> _Dataset entries_
+---+

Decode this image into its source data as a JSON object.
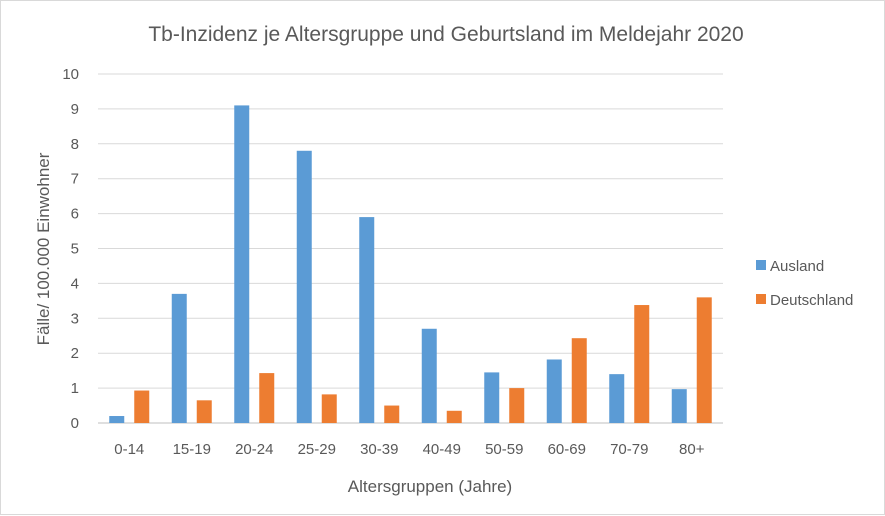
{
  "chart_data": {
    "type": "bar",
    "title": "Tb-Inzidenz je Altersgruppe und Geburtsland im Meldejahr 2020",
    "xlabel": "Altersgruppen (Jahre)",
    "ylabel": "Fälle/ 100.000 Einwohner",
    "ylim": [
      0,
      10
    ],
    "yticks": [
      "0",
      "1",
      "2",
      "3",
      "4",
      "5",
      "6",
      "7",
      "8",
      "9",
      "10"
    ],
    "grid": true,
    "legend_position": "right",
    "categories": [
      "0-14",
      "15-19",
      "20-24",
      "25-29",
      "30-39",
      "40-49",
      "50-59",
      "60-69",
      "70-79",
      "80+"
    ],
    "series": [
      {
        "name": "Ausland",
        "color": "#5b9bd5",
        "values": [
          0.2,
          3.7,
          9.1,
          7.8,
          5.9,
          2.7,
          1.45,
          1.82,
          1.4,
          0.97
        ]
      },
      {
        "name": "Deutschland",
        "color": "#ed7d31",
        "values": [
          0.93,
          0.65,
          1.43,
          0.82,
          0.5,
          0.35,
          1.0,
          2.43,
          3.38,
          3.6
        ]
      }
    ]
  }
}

+---+

> _Required task_
Go through the entries above and print each one exactly, minus the pictures.

> _Result_
Decode this image into its source data as a JSON object.
{
  "chart_data": {
    "type": "bar",
    "title": "Tb-Inzidenz je Altersgruppe und Geburtsland im Meldejahr 2020",
    "xlabel": "Altersgruppen (Jahre)",
    "ylabel": "Fälle/ 100.000 Einwohner",
    "ylim": [
      0,
      10
    ],
    "yticks": [
      "0",
      "1",
      "2",
      "3",
      "4",
      "5",
      "6",
      "7",
      "8",
      "9",
      "10"
    ],
    "grid": true,
    "legend_position": "right",
    "categories": [
      "0-14",
      "15-19",
      "20-24",
      "25-29",
      "30-39",
      "40-49",
      "50-59",
      "60-69",
      "70-79",
      "80+"
    ],
    "series": [
      {
        "name": "Ausland",
        "color": "#5b9bd5",
        "values": [
          0.2,
          3.7,
          9.1,
          7.8,
          5.9,
          2.7,
          1.45,
          1.82,
          1.4,
          0.97
        ]
      },
      {
        "name": "Deutschland",
        "color": "#ed7d31",
        "values": [
          0.93,
          0.65,
          1.43,
          0.82,
          0.5,
          0.35,
          1.0,
          2.43,
          3.38,
          3.6
        ]
      }
    ]
  }
}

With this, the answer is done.